The exercise »
Work out how many lines of the listing hold "колебаний", then state only that count.

Collected data

++++++++++++++++++++

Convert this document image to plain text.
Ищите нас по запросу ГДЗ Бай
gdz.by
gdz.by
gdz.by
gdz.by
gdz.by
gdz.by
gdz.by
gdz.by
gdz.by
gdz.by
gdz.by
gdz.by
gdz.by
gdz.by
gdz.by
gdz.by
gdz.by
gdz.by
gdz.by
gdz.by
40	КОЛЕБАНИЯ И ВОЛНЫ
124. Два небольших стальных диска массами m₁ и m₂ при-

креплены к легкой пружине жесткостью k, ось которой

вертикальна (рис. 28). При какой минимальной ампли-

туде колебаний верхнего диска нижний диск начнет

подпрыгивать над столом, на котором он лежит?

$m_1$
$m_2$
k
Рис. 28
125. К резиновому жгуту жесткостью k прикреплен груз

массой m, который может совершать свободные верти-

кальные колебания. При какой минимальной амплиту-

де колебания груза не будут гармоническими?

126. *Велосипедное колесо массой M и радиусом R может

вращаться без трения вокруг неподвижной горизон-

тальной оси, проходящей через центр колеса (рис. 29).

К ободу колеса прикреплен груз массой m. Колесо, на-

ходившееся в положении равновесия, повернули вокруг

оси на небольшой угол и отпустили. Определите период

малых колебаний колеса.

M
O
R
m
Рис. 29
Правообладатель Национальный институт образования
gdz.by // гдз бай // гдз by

++++++++++++++++++++

Solution for this problem »
2